Instruction:
List every line of the material below that contains the string "entry".

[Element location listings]

— BEGIN —

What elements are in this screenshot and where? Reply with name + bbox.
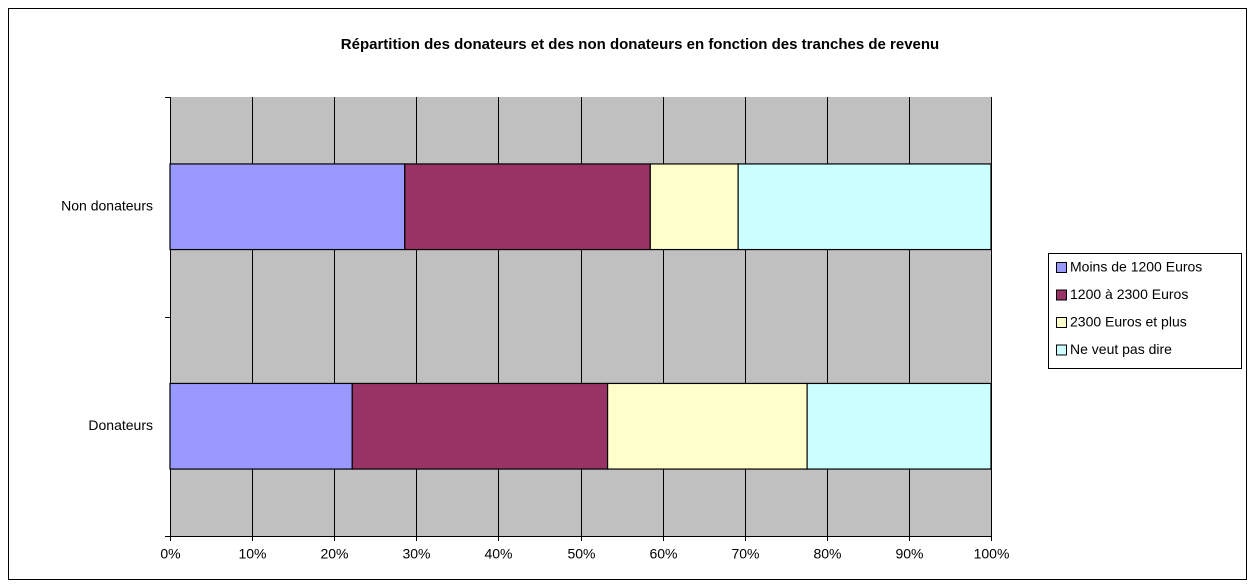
chart-title: Répartition des donateurs et des non don…	[341, 36, 939, 53]
bar-segment	[649, 163, 739, 251]
x-tick-label: 0%	[160, 546, 180, 562]
bar-segment	[351, 382, 609, 470]
bar-segment	[169, 382, 353, 470]
legend-swatch	[1056, 262, 1067, 273]
legend-swatch	[1056, 317, 1067, 328]
x-tick-label: 10%	[238, 546, 266, 562]
bar-segment	[806, 382, 992, 470]
bar-segment	[606, 382, 808, 470]
x-tick-label: 40%	[484, 546, 512, 562]
legend-label: 2300 Euros et plus	[1070, 314, 1187, 330]
bar-segment	[404, 163, 651, 251]
legend-label: 1200 à 2300 Euros	[1070, 286, 1188, 302]
y-tick-label: Donateurs	[88, 417, 153, 433]
legend-swatch	[1056, 344, 1067, 356]
x-tick-label: 80%	[813, 546, 841, 562]
legend-box	[1048, 253, 1242, 369]
y-tick-label: Non donateurs	[61, 197, 153, 213]
bar-segment	[737, 163, 992, 251]
x-tick-label: 20%	[320, 546, 348, 562]
legend-swatch	[1056, 289, 1067, 301]
plot-area	[170, 97, 991, 536]
x-tick-label: 30%	[402, 546, 430, 562]
bar-segment	[169, 163, 406, 251]
x-tick-label: 60%	[649, 546, 677, 562]
x-tick-label: 50%	[567, 546, 595, 562]
x-tick-label: 90%	[895, 546, 923, 562]
legend-label: Ne veut pas dire	[1070, 341, 1172, 357]
legend-label: Moins de 1200 Euros	[1070, 259, 1202, 275]
x-tick-label: 70%	[731, 546, 759, 562]
x-tick-label: 100%	[974, 546, 1010, 562]
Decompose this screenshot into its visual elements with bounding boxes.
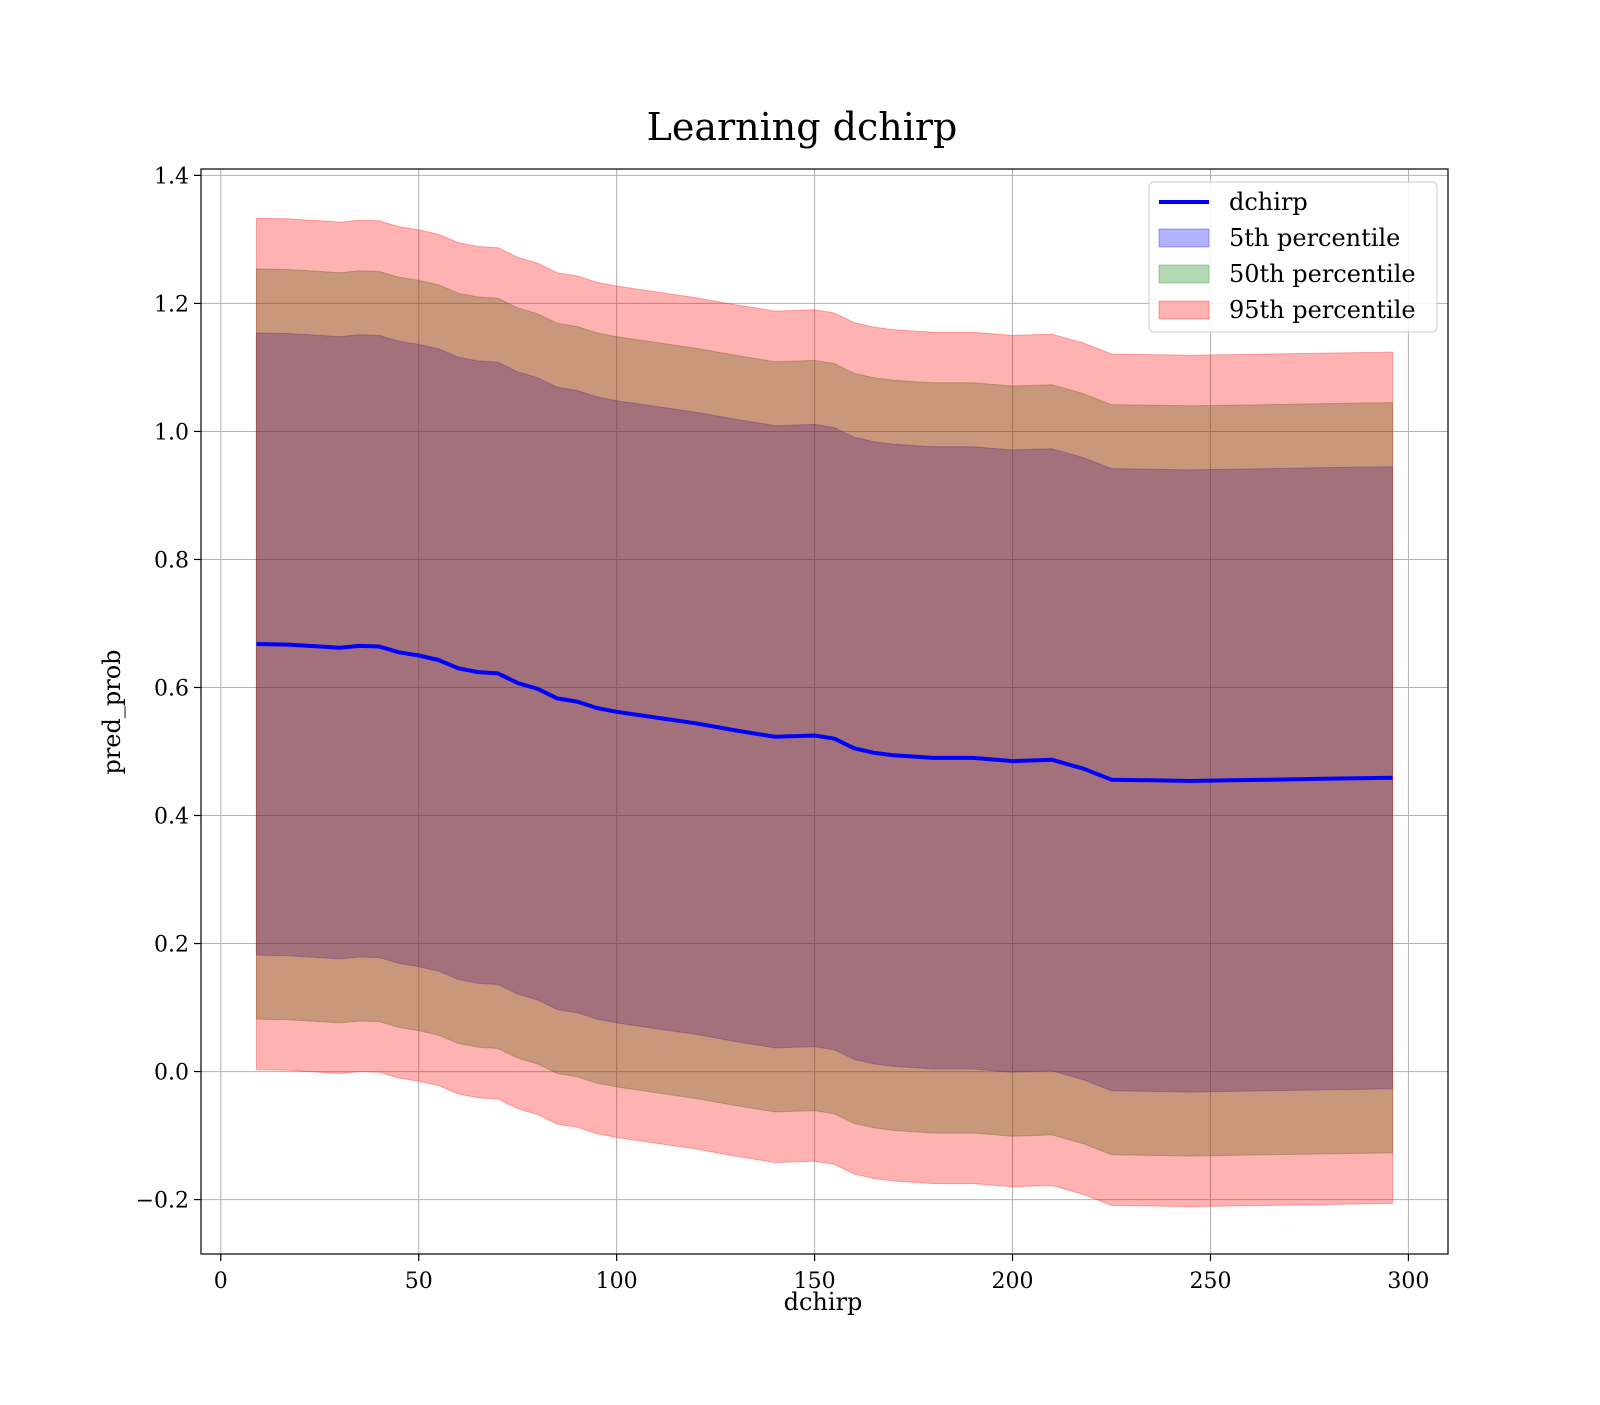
x-axis-label: dchirp bbox=[784, 1288, 863, 1316]
legend-box bbox=[1148, 181, 1438, 333]
band-layer bbox=[255, 217, 1394, 1208]
series-line-dchirp bbox=[256, 642, 1393, 783]
tick-layer: 0 50 100 150 200 250 300 −0.2 0.0 0.2 0.4 0.6 0.8 1.0… bbox=[136, 164, 1430, 1294]
y-tick-label: 0.6 bbox=[154, 676, 189, 701]
legend-entry-label: 95th percentile bbox=[1229, 296, 1416, 324]
y-tick-label: 1.2 bbox=[154, 292, 189, 317]
legend-entry-label: 50th percentile bbox=[1229, 260, 1416, 288]
band-50th-percentile bbox=[255, 268, 1394, 1157]
x-tick-label: 100 bbox=[596, 1269, 638, 1294]
chart-title: Learning dchirp bbox=[647, 105, 958, 149]
x-tick-label: 200 bbox=[992, 1269, 1034, 1294]
grid-layer bbox=[201, 169, 1448, 1254]
y-tick-label: 0.0 bbox=[154, 1061, 189, 1086]
legend-entry-label: 5th percentile bbox=[1229, 224, 1400, 252]
x-tick-label: 150 bbox=[794, 1269, 836, 1294]
line-layer bbox=[256, 642, 1393, 783]
y-tick-label: −0.2 bbox=[136, 1189, 189, 1214]
legend-swatch-patch bbox=[1158, 228, 1210, 248]
x-tick-label: 250 bbox=[1189, 1269, 1231, 1294]
legend-entry-label: dchirp bbox=[1229, 188, 1308, 216]
y-tick-label: 0.8 bbox=[154, 548, 189, 573]
x-tick-label: 0 bbox=[214, 1269, 228, 1294]
y-tick-label: 1.0 bbox=[154, 420, 189, 445]
plot-frame bbox=[200, 168, 1449, 1255]
legend-swatch-patch bbox=[1158, 264, 1210, 284]
x-tick-label: 50 bbox=[405, 1269, 433, 1294]
band-5th-percentile bbox=[255, 332, 1394, 1093]
y-tick-label: 1.4 bbox=[154, 164, 189, 189]
legend-swatch-patch bbox=[1158, 300, 1210, 320]
y-tick-label: 0.2 bbox=[154, 933, 189, 958]
band-95th-percentile bbox=[255, 217, 1394, 1208]
x-tick-label: 300 bbox=[1387, 1269, 1429, 1294]
y-tick-label: 0.4 bbox=[154, 805, 189, 830]
y-axis-label: pred_prob bbox=[98, 649, 126, 774]
legend: dchirp 5th percentile 50th percentile 95th … bbox=[1148, 181, 1438, 333]
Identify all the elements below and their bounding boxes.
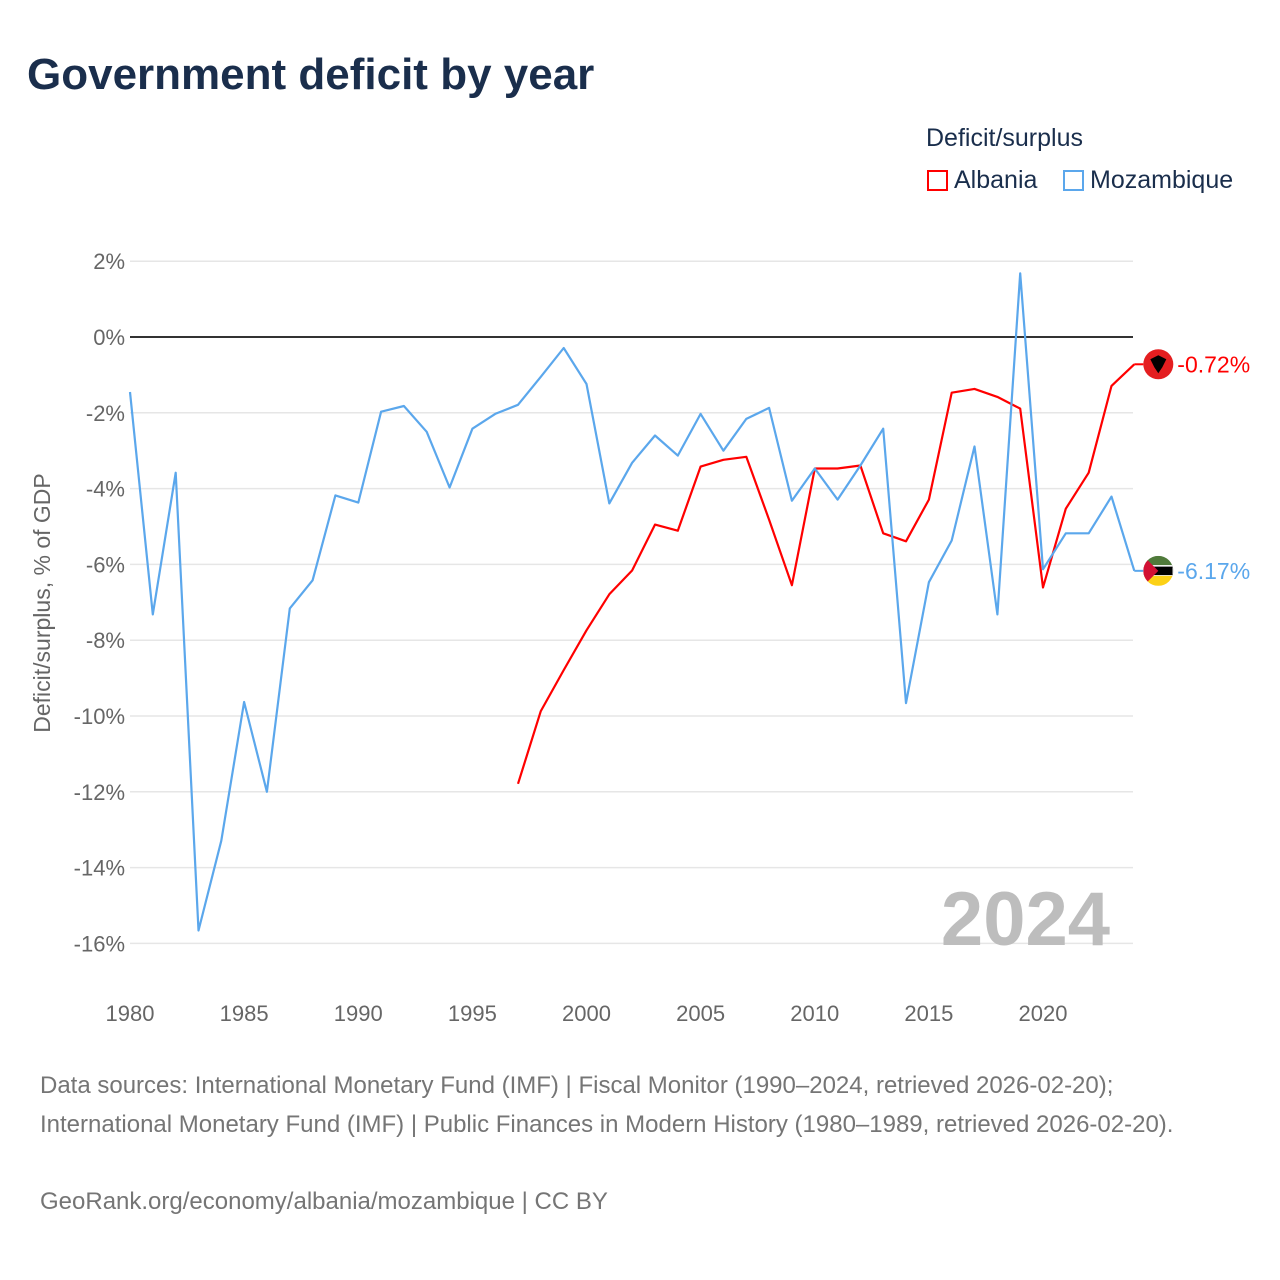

— END —

Final answer:
legend-entry-label: 95th percentile bbox=[1229, 296, 1416, 324]
legend-entry-label: 50th percentile bbox=[1229, 260, 1416, 288]
legend-entry-label: 5th percentile bbox=[1229, 224, 1400, 252]
legend-entry-label: dchirp bbox=[1229, 188, 1308, 216]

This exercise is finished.